:: Поставленная задача ::
Перепишите без изменений строки, начиная с самой первой и заканчивая строкой, в которой есть «max-spend-input[interactable]: No maximum»; обе граничные строки включите.

=-=-=-=-=

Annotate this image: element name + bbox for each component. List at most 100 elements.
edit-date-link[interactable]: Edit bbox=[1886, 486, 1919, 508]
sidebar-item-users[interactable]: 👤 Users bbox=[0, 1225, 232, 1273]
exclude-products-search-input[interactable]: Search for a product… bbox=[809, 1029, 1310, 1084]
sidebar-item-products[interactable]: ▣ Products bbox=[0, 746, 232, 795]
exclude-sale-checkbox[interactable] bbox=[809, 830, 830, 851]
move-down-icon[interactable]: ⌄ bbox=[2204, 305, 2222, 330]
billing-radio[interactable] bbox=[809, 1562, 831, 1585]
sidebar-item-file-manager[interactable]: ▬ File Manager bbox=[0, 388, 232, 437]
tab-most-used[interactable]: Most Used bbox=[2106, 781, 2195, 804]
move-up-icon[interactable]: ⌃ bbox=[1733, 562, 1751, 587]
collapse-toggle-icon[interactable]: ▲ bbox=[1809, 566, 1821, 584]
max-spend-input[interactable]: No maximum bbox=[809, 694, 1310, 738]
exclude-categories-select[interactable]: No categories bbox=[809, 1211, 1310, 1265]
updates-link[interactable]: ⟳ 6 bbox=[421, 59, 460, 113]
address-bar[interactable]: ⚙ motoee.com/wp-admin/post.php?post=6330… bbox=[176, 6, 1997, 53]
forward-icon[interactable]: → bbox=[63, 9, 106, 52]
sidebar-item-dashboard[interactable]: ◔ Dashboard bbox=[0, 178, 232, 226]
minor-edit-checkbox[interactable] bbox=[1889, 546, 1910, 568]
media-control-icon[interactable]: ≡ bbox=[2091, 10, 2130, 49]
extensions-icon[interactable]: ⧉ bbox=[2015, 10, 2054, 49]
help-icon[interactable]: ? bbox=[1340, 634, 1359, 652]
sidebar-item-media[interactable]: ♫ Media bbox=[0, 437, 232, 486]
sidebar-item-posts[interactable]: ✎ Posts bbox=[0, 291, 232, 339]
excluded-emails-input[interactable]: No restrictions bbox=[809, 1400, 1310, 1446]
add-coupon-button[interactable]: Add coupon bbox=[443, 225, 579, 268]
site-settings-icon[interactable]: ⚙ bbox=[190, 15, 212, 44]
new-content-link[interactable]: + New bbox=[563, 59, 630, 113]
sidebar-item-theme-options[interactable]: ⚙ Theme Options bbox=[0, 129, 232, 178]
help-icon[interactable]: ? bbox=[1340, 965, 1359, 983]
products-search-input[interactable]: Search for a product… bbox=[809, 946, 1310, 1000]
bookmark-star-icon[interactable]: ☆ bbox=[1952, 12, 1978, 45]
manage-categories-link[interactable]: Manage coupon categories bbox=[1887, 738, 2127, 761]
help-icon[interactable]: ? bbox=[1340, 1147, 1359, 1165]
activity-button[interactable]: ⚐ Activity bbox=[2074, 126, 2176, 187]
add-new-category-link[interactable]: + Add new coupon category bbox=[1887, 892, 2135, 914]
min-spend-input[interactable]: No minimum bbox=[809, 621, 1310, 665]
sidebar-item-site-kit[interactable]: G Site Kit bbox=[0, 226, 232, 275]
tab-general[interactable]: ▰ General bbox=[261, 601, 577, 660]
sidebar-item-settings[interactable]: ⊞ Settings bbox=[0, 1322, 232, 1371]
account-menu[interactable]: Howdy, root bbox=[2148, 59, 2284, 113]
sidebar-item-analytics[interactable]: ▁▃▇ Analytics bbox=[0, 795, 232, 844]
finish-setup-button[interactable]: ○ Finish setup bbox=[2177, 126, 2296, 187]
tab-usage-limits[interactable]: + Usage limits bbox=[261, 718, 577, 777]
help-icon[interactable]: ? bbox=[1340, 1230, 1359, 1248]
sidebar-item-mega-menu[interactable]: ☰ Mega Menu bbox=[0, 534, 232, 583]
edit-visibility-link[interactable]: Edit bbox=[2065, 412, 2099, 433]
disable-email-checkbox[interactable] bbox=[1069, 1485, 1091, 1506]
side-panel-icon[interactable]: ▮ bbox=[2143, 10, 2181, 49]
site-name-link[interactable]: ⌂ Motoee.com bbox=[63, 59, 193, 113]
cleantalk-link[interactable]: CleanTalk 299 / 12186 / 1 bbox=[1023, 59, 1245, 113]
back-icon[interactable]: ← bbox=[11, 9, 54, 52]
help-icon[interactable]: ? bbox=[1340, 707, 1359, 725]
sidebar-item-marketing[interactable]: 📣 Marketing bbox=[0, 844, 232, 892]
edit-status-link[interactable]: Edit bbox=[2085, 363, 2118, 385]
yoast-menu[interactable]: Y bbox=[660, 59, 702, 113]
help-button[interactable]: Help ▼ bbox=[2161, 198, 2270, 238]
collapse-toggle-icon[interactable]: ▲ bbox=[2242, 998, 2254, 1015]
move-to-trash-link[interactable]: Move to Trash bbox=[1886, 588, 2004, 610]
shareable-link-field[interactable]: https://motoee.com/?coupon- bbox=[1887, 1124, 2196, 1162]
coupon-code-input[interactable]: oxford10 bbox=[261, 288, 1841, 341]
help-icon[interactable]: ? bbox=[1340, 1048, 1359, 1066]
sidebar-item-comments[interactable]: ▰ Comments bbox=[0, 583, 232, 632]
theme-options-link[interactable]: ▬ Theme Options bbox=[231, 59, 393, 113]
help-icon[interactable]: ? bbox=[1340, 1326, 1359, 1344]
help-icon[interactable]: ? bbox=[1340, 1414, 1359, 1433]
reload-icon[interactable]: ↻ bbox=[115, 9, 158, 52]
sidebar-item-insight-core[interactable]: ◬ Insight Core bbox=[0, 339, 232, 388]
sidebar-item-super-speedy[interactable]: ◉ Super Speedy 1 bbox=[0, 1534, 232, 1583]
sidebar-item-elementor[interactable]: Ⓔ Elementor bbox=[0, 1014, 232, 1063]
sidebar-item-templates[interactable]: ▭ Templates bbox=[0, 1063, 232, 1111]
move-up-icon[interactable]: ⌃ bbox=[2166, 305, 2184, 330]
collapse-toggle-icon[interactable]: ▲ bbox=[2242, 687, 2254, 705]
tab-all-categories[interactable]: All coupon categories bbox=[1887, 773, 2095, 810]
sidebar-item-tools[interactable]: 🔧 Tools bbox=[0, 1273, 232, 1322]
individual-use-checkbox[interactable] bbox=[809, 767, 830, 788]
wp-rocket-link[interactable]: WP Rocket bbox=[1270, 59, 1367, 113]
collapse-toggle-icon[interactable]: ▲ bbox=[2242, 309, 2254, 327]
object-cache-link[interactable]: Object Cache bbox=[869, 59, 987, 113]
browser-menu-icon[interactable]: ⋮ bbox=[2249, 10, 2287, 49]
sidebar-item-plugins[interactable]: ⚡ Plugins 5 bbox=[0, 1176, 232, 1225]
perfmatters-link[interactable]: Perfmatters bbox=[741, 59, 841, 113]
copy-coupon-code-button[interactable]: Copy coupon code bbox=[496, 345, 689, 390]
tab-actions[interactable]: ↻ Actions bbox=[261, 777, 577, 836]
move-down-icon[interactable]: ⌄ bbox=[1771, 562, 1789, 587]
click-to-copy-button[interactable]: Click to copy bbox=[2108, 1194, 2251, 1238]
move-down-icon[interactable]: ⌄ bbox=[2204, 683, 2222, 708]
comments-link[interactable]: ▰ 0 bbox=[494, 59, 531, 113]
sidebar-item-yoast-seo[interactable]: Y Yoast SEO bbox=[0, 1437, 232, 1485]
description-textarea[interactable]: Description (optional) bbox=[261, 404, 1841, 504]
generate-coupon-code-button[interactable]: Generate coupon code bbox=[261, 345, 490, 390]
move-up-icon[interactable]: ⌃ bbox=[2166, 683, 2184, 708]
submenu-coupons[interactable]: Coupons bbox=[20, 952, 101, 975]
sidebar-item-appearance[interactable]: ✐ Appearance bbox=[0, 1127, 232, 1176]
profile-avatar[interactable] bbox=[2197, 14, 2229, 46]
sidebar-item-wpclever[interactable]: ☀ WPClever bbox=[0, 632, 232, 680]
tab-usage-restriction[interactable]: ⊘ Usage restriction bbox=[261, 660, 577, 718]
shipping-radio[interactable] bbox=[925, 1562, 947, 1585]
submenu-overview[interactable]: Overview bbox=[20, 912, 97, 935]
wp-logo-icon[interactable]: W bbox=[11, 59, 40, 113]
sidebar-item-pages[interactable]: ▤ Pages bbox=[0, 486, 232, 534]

=-=-=-=-=

:: Ответ на задание ::
Annotate this image: element name + bbox for each component. List at most 100 elements.
edit-date-link[interactable]: Edit bbox=[1886, 486, 1919, 508]
sidebar-item-users[interactable]: 👤 Users bbox=[0, 1225, 232, 1273]
exclude-products-search-input[interactable]: Search for a product… bbox=[809, 1029, 1310, 1084]
sidebar-item-products[interactable]: ▣ Products bbox=[0, 746, 232, 795]
exclude-sale-checkbox[interactable] bbox=[809, 830, 830, 851]
move-down-icon[interactable]: ⌄ bbox=[2204, 305, 2222, 330]
billing-radio[interactable] bbox=[809, 1562, 831, 1585]
sidebar-item-file-manager[interactable]: ▬ File Manager bbox=[0, 388, 232, 437]
tab-most-used[interactable]: Most Used bbox=[2106, 781, 2195, 804]
move-up-icon[interactable]: ⌃ bbox=[1733, 562, 1751, 587]
collapse-toggle-icon[interactable]: ▲ bbox=[1809, 566, 1821, 584]
max-spend-input[interactable]: No maximum bbox=[809, 694, 1310, 738]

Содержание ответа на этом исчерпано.